## Begin DATA EXTRACT
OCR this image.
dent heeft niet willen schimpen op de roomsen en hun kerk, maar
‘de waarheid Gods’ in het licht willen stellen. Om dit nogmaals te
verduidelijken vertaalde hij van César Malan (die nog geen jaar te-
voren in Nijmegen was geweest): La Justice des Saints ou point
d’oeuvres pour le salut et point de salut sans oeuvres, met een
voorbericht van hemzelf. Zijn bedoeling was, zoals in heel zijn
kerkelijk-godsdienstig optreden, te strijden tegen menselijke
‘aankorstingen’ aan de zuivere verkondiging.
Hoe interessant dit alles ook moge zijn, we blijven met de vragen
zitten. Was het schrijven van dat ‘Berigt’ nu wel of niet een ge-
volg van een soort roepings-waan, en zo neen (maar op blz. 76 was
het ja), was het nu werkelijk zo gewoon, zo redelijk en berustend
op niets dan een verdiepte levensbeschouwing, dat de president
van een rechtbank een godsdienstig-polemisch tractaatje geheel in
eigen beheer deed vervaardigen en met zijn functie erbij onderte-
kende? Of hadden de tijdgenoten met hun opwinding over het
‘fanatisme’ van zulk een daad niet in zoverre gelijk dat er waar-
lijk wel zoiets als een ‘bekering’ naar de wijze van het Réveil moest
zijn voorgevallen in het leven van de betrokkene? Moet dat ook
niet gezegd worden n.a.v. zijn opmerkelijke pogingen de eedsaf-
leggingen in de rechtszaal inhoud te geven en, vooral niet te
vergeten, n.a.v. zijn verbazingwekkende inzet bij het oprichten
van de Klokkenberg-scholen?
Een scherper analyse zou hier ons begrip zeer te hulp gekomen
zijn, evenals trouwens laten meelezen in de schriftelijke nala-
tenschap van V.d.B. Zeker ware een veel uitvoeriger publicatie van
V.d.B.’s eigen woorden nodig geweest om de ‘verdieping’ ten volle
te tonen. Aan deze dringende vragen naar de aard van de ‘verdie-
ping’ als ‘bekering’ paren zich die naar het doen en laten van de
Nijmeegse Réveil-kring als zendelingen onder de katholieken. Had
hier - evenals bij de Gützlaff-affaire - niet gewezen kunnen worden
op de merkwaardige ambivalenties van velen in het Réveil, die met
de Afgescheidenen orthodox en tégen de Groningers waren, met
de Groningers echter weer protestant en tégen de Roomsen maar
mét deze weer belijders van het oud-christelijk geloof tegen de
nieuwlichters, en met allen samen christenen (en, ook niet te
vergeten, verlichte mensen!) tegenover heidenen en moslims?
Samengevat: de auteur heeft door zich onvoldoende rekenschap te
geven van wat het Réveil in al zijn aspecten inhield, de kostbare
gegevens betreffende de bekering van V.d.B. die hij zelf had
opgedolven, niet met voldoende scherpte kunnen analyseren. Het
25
## End DATA EXTRACT
** PROBLEM TO WORK ON **
Copy each line of the records that contains the word "kunnen".

** ANSWER TO THIS TASK **
hier - evenals bij de Gützlaff-affaire - niet gewezen kunnen worden
opgedolven, niet met voldoende scherpte kunnen analyseren. Het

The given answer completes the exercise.